[Saved entries]

## begin

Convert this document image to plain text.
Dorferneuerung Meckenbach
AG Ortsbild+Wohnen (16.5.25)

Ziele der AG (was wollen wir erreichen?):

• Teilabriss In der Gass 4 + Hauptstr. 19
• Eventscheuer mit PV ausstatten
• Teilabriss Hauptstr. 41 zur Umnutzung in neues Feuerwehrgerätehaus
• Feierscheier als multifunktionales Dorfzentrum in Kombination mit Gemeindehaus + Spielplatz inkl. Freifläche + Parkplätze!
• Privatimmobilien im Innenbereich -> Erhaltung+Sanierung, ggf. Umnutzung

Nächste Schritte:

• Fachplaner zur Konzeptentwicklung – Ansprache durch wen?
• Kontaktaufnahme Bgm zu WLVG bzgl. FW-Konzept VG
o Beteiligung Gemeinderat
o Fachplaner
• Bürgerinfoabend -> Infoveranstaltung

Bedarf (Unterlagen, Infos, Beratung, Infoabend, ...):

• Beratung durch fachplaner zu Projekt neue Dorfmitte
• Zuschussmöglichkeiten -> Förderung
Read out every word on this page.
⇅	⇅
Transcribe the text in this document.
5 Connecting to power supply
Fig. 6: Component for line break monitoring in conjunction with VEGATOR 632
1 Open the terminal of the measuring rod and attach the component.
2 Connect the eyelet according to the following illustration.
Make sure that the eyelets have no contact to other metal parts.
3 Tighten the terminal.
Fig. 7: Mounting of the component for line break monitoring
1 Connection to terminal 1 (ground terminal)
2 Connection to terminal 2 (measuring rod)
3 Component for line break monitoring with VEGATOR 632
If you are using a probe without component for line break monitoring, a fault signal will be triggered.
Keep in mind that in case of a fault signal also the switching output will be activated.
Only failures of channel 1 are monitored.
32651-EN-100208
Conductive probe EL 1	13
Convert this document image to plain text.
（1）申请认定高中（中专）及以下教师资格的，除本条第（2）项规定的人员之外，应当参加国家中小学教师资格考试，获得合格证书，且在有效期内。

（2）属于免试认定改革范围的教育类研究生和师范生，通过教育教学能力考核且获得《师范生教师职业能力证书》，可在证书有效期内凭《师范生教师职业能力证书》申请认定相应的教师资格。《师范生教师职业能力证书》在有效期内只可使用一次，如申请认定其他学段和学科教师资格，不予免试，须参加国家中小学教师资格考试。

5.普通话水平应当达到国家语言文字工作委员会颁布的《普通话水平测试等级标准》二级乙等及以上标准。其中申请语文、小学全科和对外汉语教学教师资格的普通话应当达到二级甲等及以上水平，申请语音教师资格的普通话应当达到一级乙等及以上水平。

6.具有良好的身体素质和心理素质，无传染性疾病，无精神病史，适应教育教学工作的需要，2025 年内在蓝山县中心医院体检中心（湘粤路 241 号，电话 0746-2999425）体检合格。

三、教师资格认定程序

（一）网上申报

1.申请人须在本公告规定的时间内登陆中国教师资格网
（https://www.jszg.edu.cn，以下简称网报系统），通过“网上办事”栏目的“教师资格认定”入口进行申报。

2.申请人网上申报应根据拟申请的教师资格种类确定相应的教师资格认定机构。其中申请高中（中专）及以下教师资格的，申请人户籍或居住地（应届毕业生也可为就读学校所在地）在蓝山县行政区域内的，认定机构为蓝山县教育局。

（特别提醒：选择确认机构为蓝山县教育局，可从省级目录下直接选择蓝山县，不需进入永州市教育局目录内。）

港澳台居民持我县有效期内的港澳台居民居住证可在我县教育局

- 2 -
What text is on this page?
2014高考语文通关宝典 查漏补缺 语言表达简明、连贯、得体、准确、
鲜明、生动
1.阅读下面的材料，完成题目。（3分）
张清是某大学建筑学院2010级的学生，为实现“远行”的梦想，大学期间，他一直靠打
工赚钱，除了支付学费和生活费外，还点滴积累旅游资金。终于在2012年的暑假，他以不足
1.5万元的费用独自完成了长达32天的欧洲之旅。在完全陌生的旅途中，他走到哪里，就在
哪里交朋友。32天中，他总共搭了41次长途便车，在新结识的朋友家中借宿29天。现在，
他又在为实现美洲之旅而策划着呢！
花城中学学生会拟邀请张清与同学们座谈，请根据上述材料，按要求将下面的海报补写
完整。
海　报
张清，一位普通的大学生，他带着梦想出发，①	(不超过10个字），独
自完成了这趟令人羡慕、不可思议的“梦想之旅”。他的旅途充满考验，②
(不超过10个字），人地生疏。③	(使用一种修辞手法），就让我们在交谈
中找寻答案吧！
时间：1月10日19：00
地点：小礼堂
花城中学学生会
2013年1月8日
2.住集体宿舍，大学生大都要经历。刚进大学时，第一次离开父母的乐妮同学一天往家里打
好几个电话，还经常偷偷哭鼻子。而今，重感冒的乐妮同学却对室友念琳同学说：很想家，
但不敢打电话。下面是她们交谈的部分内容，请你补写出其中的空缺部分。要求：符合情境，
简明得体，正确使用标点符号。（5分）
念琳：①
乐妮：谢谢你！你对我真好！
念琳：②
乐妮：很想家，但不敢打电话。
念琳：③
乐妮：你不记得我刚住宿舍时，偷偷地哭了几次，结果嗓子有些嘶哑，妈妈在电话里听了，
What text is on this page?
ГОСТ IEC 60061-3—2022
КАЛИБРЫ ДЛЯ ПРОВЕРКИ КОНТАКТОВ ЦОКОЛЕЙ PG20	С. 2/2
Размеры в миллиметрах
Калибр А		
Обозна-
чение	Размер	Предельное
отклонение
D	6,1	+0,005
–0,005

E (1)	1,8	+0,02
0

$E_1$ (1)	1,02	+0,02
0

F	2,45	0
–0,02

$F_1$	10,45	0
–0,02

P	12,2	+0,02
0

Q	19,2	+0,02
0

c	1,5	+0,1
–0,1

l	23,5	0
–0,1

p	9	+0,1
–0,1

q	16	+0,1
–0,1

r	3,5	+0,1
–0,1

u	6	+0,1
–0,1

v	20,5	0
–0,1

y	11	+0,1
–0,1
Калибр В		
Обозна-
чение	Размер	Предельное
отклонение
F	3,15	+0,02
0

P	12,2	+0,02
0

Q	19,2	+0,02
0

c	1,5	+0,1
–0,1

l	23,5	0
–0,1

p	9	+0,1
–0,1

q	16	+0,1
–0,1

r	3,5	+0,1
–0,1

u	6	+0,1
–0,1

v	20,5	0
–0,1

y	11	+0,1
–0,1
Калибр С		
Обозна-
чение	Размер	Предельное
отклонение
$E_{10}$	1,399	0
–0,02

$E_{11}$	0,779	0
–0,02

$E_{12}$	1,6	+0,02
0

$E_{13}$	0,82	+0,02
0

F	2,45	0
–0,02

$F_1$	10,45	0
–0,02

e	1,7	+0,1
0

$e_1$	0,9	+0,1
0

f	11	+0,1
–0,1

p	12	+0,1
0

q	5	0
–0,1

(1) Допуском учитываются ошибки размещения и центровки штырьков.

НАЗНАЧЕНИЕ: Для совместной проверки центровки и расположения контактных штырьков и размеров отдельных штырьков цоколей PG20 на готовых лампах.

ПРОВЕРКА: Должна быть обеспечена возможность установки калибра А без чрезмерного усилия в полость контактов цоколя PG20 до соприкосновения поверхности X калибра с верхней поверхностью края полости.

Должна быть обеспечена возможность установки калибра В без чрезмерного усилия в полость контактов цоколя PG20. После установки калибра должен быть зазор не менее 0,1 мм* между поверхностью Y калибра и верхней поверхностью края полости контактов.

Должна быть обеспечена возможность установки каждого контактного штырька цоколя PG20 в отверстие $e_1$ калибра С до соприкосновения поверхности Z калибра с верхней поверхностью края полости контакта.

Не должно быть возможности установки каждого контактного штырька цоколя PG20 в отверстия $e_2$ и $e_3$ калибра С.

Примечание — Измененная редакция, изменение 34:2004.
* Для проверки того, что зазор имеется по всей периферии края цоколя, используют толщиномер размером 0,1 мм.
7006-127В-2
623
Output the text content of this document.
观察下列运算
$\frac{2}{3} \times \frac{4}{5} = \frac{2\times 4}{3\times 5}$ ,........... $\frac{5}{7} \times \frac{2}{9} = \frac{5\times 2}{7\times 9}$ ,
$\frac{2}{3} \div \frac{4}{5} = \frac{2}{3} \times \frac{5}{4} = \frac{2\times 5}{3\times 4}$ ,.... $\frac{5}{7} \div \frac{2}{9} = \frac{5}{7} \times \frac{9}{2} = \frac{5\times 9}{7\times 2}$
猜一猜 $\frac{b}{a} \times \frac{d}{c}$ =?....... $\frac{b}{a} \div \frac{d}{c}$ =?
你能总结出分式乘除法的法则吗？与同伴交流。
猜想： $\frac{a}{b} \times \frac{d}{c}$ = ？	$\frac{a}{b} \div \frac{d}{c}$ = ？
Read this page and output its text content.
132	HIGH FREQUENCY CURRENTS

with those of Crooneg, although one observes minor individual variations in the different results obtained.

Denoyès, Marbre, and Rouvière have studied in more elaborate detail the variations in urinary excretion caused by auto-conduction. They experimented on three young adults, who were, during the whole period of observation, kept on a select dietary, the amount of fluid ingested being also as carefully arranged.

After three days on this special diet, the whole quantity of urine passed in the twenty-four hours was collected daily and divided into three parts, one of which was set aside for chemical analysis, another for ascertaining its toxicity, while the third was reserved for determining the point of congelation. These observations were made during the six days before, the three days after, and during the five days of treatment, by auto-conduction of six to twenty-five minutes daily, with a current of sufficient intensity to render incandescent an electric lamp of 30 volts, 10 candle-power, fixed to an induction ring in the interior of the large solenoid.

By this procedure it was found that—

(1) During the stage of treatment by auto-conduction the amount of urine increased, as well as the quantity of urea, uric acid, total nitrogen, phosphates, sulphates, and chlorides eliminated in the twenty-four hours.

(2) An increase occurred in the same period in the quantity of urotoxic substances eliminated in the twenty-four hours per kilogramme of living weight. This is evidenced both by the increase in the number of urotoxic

## end

What the task requires:
In the lines above, find each one with "края" and list it.

Exercise response:
ПРОВЕРКА: Должна быть обеспечена возможность установки калибра А без чрезмерного усилия в полость контактов цоколя PG20 до соприкосновения поверхности X калибра с верхней поверхностью края полости.
Должна быть обеспечена возможность установки калибра В без чрезмерного усилия в полость контактов цоколя PG20. После установки калибра должен быть зазор не менее 0,1 мм* между поверхностью Y калибра и верхней поверхностью края полости контактов.
Должна быть обеспечена возможность установки каждого контактного штырька цоколя PG20 в отверстие $e_1$ калибра С до соприкосновения поверхности Z калибра с верхней поверхностью края полости контакта.
* Для проверки того, что зазор имеется по всей периферии края цоколя, используют толщиномер размером 0,1 мм.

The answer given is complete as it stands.